* _TASK GOAL_: Type out the following material word for word, from its first line through the line that contains "svg-text:VIN: VIN (94, 97, 98, 99)".

-- begin THE RECORDS --

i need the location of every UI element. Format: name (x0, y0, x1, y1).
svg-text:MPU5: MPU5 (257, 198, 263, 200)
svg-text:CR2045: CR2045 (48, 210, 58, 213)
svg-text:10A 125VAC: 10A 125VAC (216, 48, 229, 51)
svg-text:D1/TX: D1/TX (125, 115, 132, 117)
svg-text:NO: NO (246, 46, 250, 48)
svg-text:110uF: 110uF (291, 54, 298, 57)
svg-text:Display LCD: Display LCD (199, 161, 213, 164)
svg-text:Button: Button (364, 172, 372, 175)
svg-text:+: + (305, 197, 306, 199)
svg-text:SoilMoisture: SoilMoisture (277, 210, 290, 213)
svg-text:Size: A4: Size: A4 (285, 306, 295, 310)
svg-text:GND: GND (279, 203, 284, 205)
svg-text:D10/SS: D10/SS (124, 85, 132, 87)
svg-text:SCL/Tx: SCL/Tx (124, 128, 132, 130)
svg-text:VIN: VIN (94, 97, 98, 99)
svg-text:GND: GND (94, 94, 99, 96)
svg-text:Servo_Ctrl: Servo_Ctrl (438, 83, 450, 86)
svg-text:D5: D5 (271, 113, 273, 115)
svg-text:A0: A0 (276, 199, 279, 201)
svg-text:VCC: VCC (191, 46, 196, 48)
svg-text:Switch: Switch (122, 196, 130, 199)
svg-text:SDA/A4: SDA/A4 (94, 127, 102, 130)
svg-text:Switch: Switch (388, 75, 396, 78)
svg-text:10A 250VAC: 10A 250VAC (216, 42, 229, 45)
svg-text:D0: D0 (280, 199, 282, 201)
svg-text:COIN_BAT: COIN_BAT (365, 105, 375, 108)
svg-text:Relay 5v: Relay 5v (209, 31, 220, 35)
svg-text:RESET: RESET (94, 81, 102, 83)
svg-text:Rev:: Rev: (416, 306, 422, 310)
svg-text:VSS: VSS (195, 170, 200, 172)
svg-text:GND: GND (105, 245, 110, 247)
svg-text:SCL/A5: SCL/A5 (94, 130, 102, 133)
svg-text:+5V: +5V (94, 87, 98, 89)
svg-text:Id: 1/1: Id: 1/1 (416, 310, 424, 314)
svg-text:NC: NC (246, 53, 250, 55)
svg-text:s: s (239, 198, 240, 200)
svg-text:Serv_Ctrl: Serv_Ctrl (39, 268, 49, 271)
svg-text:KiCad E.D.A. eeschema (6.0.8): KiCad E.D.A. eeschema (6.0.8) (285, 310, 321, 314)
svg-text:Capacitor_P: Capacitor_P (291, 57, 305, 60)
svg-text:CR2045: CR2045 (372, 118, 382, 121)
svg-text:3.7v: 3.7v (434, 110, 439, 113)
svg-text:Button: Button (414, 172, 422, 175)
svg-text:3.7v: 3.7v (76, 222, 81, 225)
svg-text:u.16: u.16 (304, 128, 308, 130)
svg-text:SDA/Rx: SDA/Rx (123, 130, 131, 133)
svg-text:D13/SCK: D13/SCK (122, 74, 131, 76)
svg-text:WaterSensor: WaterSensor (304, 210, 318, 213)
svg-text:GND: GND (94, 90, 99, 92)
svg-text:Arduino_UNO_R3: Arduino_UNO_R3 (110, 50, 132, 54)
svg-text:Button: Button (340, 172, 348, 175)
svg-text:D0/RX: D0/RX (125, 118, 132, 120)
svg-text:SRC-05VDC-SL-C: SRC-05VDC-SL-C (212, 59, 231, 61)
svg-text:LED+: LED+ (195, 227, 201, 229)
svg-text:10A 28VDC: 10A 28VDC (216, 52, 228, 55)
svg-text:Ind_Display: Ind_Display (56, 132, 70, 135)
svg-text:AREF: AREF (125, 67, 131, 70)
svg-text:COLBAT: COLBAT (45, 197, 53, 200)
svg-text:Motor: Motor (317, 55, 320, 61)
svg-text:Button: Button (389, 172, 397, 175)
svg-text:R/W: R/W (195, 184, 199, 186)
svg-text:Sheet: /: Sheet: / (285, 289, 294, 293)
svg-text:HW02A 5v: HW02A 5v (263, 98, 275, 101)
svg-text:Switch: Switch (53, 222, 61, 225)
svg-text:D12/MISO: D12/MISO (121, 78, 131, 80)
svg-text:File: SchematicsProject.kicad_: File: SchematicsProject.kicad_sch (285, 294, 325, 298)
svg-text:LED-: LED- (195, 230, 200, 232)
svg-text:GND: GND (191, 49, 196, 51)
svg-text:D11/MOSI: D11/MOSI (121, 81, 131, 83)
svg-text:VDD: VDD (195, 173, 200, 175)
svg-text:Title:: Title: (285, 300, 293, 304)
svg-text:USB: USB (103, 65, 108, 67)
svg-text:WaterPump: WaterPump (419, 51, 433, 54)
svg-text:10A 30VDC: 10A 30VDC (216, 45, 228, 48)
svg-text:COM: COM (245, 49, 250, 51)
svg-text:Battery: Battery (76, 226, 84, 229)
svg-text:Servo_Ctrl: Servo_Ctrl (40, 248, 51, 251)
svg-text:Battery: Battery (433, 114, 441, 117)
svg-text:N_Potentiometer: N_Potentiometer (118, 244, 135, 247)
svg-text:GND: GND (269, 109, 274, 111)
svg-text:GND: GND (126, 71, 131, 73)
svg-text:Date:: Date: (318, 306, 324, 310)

-- end THE RECORDS --

* _CORRECT ANSWER_:
i need the location of every UI element. Format: name (x0, y0, x1, y1).
svg-text:MPU5: MPU5 (257, 198, 263, 200)
svg-text:CR2045: CR2045 (48, 210, 58, 213)
svg-text:10A 125VAC: 10A 125VAC (216, 48, 229, 51)
svg-text:D1/TX: D1/TX (125, 115, 132, 117)
svg-text:NO: NO (246, 46, 250, 48)
svg-text:110uF: 110uF (291, 54, 298, 57)
svg-text:Display LCD: Display LCD (199, 161, 213, 164)
svg-text:Button: Button (364, 172, 372, 175)
svg-text:+: + (305, 197, 306, 199)
svg-text:SoilMoisture: SoilMoisture (277, 210, 290, 213)
svg-text:Size: A4: Size: A4 (285, 306, 295, 310)
svg-text:GND: GND (279, 203, 284, 205)
svg-text:D10/SS: D10/SS (124, 85, 132, 87)
svg-text:SCL/Tx: SCL/Tx (124, 128, 132, 130)
svg-text:VIN: VIN (94, 97, 98, 99)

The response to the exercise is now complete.